> [Do this]
Output all records precisely as written.

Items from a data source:
——

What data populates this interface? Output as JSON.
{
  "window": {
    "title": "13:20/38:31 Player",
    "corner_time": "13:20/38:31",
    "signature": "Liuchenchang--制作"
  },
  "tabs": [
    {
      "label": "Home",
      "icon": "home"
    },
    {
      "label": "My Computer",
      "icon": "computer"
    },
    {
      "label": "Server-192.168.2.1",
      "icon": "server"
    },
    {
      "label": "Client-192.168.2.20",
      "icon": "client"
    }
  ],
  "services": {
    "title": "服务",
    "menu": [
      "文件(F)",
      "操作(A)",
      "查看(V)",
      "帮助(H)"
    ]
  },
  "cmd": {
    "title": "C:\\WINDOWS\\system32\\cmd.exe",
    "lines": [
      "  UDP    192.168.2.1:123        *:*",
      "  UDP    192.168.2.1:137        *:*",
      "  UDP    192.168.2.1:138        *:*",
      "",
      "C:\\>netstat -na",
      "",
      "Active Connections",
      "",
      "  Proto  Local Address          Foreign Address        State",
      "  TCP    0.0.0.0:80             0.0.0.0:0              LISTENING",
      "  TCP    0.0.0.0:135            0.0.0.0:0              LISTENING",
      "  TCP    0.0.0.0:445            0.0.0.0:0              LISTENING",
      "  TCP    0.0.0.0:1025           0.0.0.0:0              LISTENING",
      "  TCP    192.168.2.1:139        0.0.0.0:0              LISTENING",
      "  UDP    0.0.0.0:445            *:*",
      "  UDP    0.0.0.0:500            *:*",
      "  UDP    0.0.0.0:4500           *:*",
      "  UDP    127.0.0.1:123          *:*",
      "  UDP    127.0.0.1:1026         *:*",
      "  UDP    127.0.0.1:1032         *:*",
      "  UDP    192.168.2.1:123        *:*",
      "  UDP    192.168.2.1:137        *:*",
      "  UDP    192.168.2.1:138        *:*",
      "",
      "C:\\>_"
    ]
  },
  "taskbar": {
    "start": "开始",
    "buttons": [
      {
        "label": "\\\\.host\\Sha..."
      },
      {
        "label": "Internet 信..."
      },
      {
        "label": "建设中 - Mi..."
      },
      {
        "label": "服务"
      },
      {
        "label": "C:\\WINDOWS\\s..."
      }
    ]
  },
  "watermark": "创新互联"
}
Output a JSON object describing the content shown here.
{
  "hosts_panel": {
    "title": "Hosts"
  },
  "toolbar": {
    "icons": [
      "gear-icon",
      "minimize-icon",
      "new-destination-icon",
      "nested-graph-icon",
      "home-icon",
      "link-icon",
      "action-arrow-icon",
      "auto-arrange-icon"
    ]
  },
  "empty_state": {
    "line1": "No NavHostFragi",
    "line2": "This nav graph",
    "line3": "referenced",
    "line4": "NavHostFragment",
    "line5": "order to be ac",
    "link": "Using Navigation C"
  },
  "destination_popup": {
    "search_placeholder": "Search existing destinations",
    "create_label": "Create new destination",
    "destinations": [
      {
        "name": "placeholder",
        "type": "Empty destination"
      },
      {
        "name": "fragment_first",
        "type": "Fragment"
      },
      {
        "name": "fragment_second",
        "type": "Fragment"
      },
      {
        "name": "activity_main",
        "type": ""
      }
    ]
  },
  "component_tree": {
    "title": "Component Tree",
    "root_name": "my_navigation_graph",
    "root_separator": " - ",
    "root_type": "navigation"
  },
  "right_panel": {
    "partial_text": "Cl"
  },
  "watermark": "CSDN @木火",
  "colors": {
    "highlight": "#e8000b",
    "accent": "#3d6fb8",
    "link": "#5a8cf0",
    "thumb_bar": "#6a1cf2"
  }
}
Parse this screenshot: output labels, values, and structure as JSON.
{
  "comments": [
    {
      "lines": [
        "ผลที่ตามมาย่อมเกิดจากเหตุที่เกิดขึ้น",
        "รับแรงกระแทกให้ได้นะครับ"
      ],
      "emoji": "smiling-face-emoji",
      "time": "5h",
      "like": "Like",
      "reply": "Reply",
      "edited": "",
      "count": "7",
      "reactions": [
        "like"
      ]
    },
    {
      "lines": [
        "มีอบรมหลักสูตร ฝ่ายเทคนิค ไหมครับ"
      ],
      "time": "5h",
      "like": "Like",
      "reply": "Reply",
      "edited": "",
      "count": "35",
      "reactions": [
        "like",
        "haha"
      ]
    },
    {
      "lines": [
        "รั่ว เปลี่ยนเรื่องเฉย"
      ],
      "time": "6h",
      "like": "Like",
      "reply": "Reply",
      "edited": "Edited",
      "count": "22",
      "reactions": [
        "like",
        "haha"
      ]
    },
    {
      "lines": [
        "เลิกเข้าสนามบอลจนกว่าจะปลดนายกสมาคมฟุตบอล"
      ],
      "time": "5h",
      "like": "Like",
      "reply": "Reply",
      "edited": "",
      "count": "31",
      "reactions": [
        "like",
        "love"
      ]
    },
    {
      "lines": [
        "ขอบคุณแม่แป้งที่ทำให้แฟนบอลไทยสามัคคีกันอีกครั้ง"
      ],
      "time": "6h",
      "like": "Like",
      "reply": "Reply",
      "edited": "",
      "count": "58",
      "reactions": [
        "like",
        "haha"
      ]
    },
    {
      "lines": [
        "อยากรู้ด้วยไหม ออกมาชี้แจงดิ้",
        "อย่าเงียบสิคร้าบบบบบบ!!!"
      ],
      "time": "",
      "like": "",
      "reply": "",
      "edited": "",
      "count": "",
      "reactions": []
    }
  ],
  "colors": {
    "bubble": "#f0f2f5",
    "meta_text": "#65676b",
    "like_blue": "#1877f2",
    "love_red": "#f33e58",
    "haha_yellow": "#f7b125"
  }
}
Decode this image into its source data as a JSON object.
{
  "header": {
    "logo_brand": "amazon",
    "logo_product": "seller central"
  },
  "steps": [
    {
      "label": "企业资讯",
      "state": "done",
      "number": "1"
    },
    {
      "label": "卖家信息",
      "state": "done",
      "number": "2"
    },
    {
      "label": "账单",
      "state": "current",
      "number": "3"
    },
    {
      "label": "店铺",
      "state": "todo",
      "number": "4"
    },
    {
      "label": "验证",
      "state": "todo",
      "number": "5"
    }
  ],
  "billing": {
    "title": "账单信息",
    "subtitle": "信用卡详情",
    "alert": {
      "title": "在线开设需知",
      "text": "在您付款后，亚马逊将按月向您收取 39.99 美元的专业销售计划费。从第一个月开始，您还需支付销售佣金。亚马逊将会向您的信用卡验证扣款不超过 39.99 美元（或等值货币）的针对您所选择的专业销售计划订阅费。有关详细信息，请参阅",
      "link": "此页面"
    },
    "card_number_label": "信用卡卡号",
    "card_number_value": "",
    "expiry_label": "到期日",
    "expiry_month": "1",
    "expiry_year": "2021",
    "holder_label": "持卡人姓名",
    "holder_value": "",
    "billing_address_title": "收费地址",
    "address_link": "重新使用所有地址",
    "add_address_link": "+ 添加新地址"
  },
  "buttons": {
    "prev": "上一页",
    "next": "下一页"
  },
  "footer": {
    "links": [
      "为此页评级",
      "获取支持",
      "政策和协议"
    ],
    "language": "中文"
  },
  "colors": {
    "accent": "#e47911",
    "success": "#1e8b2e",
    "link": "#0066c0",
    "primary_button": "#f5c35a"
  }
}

——

> [Response to this task]
What data populates this interface? Output as JSON.
{
  "window": {
    "title": "13:20/38:31 Player",
    "corner_time": "13:20/38:31",
    "signature": "Liuchenchang--制作"
  },
  "tabs": [
    {
      "label": "Home",
      "icon": "home"
    },
    {
      "label": "My Computer",
      "icon": "computer"
    },
    {
      "label": "Server-192.168.2.1",
      "icon": "server"
    },
    {
      "label": "Client-192.168.2.20",
      "icon": "client"
    }
  ],
  "services": {
    "title": "服务",
    "menu": [
      "文件(F)",
      "操作(A)",
      "查看(V)",
      "帮助(H)"
    ]
  },
  "cmd": {
    "title": "C:\\WINDOWS\\system32\\cmd.exe",
    "lines": [
      "  UDP    192.168.2.1:123        *:*",
      "  UDP    192.168.2.1:137        *:*",
      "  UDP    192.168.2.1:138        *:*",
      "",
      "C:\\>netstat -na",
      "",
      "Active Connections",
      "",
      "  Proto  Local Address          Foreign Address        State",
      "  TCP    0.0.0.0:80             0.0.0.0:0              LISTENING",
      "  TCP    0.0.0.0:135            0.0.0.0:0              LISTENING",
      "  TCP    0.0.0.0:445            0.0.0.0:0              LISTENING",
      "  TCP    0.0.0.0:1025           0.0.0.0:0              LISTENING",
      "  TCP    192.168.2.1:139        0.0.0.0:0              LISTENING",
      "  UDP    0.0.0.0:445            *:*",
      "  UDP    0.0.0.0:500            *:*",
      "  UDP    0.0.0.0:4500           *:*",
      "  UDP    127.0.0.1:123          *:*",
      "  UDP    127.0.0.1:1026         *:*",
      "  UDP    127.0.0.1:1032         *:*",
      "  UDP    192.168.2.1:123        *:*",
      "  UDP    192.168.2.1:137        *:*",
      "  UDP    192.168.2.1:138        *:*",
      "",
      "C:\\>_"
    ]
  },
  "taskbar": {
    "start": "开始",
    "buttons": [
      {
        "label": "\\\\.host\\Sha..."
      },
      {
        "label": "Internet 信..."
      },
      {
        "label": "建设中 - Mi..."
      },
      {
        "label": "服务"
      },
      {
        "label": "C:\\WINDOWS\\s..."
      }
    ]
  },
  "watermark": "创新互联"
}
Output a JSON object describing the content shown here.
{
  "hosts_panel": {
    "title": "Hosts"
  },
  "toolbar": {
    "icons": [
      "gear-icon",
      "minimize-icon",
      "new-destination-icon",
      "nested-graph-icon",
      "home-icon",
      "link-icon",
      "action-arrow-icon",
      "auto-arrange-icon"
    ]
  },
  "empty_state": {
    "line1": "No NavHostFragi",
    "line2": "This nav graph",
    "line3": "referenced",
    "line4": "NavHostFragment",
    "line5": "order to be ac",
    "link": "Using Navigation C"
  },
  "destination_popup": {
    "search_placeholder": "Search existing destinations",
    "create_label": "Create new destination",
    "destinations": [
      {
        "name": "placeholder",
        "type": "Empty destination"
      },
      {
        "name": "fragment_first",
        "type": "Fragment"
      },
      {
        "name": "fragment_second",
        "type": "Fragment"
      },
      {
        "name": "activity_main",
        "type": ""
      }
    ]
  },
  "component_tree": {
    "title": "Component Tree",
    "root_name": "my_navigation_graph",
    "root_separator": " - ",
    "root_type": "navigation"
  },
  "right_panel": {
    "partial_text": "Cl"
  },
  "watermark": "CSDN @木火",
  "colors": {
    "highlight": "#e8000b",
    "accent": "#3d6fb8",
    "link": "#5a8cf0",
    "thumb_bar": "#6a1cf2"
  }
}
Parse this screenshot: output labels, values, and structure as JSON.
{
  "comments": [
    {
      "lines": [
        "ผลที่ตามมาย่อมเกิดจากเหตุที่เกิดขึ้น",
        "รับแรงกระแทกให้ได้นะครับ"
      ],
      "emoji": "smiling-face-emoji",
      "time": "5h",
      "like": "Like",
      "reply": "Reply",
      "edited": "",
      "count": "7",
      "reactions": [
        "like"
      ]
    },
    {
      "lines": [
        "มีอบรมหลักสูตร ฝ่ายเทคนิค ไหมครับ"
      ],
      "time": "5h",
      "like": "Like",
      "reply": "Reply",
      "edited": "",
      "count": "35",
      "reactions": [
        "like",
        "haha"
      ]
    },
    {
      "lines": [
        "รั่ว เปลี่ยนเรื่องเฉย"
      ],
      "time": "6h",
      "like": "Like",
      "reply": "Reply",
      "edited": "Edited",
      "count": "22",
      "reactions": [
        "like",
        "haha"
      ]
    },
    {
      "lines": [
        "เลิกเข้าสนามบอลจนกว่าจะปลดนายกสมาคมฟุตบอล"
      ],
      "time": "5h",
      "like": "Like",
      "reply": "Reply",
      "edited": "",
      "count": "31",
      "reactions": [
        "like",
        "love"
      ]
    },
    {
      "lines": [
        "ขอบคุณแม่แป้งที่ทำให้แฟนบอลไทยสามัคคีกันอีกครั้ง"
      ],
      "time": "6h",
      "like": "Like",
      "reply": "Reply",
      "edited": "",
      "count": "58",
      "reactions": [
        "like",
        "haha"
      ]
    },
    {
      "lines": [
        "อยากรู้ด้วยไหม ออกมาชี้แจงดิ้",
        "อย่าเงียบสิคร้าบบบบบบ!!!"
      ],
      "time": "",
      "like": "",
      "reply": "",
      "edited": "",
      "count": "",
      "reactions": []
    }
  ],
  "colors": {
    "bubble": "#f0f2f5",
    "meta_text": "#65676b",
    "like_blue": "#1877f2",
    "love_red": "#f33e58",
    "haha_yellow": "#f7b125"
  }
}
Decode this image into its source data as a JSON object.
{
  "header": {
    "logo_brand": "amazon",
    "logo_product": "seller central"
  },
  "steps": [
    {
      "label": "企业资讯",
      "state": "done",
      "number": "1"
    },
    {
      "label": "卖家信息",
      "state": "done",
      "number": "2"
    },
    {
      "label": "账单",
      "state": "current",
      "number": "3"
    },
    {
      "label": "店铺",
      "state": "todo",
      "number": "4"
    },
    {
      "label": "验证",
      "state": "todo",
      "number": "5"
    }
  ],
  "billing": {
    "title": "账单信息",
    "subtitle": "信用卡详情",
    "alert": {
      "title": "在线开设需知",
      "text": "在您付款后，亚马逊将按月向您收取 39.99 美元的专业销售计划费。从第一个月开始，您还需支付销售佣金。亚马逊将会向您的信用卡验证扣款不超过 39.99 美元（或等值货币）的针对您所选择的专业销售计划订阅费。有关详细信息，请参阅",
      "link": "此页面"
    },
    "card_number_label": "信用卡卡号",
    "card_number_value": "",
    "expiry_label": "到期日",
    "expiry_month": "1",
    "expiry_year": "2021",
    "holder_label": "持卡人姓名",
    "holder_value": "",
    "billing_address_title": "收费地址",
    "address_link": "重新使用所有地址",
    "add_address_link": "+ 添加新地址"
  },
  "buttons": {
    "prev": "上一页",
    "next": "下一页"
  },
  "footer": {
    "links": [
      "为此页评级",
      "获取支持",
      "政策和协议"
    ],
    "language": "中文"
  },
  "colors": {
    "accent": "#e47911",
    "success": "#1e8b2e",
    "link": "#0066c0",
    "primary_button": "#f5c35a"
  }
}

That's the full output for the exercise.